-- Exercise input follows --
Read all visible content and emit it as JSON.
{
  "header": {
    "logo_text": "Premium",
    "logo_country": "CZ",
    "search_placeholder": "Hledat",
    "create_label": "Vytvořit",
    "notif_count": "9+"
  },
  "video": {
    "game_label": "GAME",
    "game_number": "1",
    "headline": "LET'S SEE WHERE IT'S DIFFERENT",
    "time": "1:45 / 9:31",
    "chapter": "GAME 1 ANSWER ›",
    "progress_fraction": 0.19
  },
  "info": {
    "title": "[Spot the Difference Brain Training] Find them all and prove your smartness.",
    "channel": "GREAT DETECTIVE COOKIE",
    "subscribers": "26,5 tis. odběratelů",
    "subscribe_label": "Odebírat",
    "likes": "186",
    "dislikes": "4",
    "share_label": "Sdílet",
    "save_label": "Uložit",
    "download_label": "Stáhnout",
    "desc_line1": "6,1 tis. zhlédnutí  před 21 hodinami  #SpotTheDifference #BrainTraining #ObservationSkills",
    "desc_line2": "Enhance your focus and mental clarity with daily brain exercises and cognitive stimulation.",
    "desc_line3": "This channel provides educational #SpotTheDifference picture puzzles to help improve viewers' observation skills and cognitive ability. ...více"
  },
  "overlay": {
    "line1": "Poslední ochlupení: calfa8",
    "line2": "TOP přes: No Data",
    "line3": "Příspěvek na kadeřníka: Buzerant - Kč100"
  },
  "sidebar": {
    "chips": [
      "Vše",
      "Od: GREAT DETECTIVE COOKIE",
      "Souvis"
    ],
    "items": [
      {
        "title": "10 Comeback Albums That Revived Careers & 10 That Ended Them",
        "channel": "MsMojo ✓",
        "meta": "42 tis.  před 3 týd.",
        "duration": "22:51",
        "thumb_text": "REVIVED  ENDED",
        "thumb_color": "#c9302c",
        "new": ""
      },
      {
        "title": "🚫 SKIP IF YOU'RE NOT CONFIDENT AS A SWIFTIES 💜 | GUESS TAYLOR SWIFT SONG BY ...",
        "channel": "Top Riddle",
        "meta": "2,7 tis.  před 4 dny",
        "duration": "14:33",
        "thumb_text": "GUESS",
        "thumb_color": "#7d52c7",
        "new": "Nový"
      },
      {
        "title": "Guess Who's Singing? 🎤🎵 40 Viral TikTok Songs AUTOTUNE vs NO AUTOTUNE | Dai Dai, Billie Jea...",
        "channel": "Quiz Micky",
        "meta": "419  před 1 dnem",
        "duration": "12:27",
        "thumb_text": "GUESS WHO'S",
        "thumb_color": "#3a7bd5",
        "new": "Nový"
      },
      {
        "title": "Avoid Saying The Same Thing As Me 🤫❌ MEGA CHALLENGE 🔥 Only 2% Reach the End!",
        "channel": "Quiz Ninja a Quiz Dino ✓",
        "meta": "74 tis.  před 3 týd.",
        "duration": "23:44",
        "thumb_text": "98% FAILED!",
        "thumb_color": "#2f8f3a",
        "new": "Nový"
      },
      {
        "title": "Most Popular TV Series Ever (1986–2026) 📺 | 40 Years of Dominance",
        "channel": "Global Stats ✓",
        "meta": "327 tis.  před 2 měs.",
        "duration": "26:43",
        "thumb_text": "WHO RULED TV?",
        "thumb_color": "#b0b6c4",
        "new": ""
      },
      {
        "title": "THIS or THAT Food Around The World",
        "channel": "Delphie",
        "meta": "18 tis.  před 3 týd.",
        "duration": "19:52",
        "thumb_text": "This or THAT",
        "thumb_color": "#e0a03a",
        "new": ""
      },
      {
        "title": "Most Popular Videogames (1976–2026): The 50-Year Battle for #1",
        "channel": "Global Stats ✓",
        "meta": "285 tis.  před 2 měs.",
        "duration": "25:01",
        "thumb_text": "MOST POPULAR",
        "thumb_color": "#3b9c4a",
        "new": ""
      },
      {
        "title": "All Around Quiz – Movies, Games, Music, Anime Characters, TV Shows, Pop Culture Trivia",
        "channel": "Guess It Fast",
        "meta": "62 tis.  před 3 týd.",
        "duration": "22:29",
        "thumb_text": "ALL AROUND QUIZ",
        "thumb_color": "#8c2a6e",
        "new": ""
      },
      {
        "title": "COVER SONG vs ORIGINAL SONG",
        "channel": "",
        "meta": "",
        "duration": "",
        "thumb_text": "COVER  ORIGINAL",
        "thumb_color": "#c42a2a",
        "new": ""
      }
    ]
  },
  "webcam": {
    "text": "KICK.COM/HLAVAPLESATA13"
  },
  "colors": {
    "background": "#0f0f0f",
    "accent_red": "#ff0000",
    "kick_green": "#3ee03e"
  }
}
-- Exercise input concluded --
• [What to produce] From the listing above, return every line that contains the word "ORIGINAL".

• [Written solution]
        "title": "COVER SONG vs ORIGINAL SONG",
        "thumb_text": "COVER  ORIGINAL",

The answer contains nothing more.